What you will do - Go through the listing and pick out each line with the word "values" in it.

[start of Records supplied]

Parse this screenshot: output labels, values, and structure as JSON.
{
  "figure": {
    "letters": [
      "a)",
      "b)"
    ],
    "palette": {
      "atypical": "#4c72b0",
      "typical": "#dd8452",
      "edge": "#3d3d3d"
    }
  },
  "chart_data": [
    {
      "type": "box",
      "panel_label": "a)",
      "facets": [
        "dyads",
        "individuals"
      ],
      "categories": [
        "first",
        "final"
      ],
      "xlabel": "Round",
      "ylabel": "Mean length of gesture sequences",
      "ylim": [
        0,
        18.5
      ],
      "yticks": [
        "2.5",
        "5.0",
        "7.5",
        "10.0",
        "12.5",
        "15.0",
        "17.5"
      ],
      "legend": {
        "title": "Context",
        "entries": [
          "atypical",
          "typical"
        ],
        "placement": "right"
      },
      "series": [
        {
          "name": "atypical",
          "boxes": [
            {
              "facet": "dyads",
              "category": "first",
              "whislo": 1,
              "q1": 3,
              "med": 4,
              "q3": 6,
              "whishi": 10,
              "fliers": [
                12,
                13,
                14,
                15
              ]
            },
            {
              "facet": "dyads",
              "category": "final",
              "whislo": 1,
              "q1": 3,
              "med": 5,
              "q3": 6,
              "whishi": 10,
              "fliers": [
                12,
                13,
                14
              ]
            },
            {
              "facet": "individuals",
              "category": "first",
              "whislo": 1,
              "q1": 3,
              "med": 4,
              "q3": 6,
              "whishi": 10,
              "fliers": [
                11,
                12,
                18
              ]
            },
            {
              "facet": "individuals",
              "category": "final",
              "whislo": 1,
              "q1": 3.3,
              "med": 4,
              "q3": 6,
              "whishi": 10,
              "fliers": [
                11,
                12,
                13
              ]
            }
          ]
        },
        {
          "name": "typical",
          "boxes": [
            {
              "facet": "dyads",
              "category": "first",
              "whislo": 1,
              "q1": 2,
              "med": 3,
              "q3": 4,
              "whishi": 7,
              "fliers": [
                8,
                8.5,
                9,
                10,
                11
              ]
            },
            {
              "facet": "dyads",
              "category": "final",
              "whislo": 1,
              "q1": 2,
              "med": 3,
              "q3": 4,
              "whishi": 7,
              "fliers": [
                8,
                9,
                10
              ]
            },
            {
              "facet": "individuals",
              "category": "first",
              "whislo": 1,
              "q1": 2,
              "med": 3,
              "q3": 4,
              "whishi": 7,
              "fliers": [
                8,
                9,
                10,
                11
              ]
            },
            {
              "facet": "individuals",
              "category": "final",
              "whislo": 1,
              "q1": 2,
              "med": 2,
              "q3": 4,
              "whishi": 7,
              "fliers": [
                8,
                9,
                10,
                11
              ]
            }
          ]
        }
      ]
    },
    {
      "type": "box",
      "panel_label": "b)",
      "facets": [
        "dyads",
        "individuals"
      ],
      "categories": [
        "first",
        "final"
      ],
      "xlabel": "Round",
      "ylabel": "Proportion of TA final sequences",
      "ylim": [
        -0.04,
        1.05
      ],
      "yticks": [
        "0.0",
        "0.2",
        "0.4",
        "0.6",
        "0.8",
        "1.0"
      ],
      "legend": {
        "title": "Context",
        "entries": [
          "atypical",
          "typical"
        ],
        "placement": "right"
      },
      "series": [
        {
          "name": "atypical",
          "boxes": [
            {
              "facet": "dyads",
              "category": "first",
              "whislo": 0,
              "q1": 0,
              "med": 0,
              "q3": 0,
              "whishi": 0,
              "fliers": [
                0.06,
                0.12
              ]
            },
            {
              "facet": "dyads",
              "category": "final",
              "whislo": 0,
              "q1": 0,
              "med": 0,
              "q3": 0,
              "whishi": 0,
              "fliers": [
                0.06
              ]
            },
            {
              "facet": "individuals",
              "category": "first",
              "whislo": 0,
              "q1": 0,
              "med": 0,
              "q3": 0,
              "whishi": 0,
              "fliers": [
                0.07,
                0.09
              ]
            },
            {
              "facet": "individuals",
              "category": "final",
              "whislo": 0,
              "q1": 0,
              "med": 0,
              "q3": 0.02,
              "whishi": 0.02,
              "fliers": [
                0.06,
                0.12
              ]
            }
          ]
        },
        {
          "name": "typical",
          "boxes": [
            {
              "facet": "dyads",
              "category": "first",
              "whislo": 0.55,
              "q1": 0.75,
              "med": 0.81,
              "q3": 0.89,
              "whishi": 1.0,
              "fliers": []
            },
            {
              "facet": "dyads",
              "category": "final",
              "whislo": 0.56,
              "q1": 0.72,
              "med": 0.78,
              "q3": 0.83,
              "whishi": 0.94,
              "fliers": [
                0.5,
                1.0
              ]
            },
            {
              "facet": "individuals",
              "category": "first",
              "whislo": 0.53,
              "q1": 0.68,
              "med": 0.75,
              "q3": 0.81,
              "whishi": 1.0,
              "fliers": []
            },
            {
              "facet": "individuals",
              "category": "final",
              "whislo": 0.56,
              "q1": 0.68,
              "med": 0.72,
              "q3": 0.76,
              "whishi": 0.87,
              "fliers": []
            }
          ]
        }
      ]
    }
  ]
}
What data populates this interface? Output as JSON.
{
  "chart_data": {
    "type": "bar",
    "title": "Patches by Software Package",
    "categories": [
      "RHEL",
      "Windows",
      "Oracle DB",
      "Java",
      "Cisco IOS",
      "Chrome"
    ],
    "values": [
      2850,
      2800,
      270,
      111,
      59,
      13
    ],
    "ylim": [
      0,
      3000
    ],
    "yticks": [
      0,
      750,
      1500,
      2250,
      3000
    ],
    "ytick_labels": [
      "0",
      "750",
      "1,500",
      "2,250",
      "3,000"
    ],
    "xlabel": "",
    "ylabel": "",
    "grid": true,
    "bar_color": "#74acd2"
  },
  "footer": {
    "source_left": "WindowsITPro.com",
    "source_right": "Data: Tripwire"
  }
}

[end of Records supplied]

Problem solution -
Parse this screenshot: output labels, values, and structure as JSON.
    "values": [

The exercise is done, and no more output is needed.